What to produce: What is the count of lines in the listing below that hold the string "Speed"? Reply with that number alone.

Records shown:

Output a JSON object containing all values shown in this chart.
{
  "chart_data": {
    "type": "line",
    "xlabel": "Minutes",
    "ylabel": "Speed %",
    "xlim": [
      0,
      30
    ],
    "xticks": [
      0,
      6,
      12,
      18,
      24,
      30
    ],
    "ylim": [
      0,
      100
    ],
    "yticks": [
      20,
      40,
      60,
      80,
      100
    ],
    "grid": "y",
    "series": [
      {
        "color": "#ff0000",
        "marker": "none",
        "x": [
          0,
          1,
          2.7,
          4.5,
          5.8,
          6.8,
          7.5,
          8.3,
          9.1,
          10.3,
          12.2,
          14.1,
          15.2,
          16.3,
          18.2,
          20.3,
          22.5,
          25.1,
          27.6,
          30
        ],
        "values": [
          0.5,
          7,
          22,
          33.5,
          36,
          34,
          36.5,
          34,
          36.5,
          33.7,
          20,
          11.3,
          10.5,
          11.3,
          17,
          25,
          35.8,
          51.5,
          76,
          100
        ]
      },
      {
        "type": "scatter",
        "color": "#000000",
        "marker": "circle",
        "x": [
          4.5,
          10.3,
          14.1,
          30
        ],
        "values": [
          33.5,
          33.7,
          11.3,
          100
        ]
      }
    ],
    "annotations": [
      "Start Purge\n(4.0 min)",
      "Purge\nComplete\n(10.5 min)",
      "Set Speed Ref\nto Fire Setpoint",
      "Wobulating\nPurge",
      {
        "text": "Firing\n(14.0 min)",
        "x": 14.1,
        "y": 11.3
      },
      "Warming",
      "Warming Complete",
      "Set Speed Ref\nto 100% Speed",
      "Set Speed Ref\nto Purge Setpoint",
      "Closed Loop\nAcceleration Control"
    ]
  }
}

Answer to the task: 4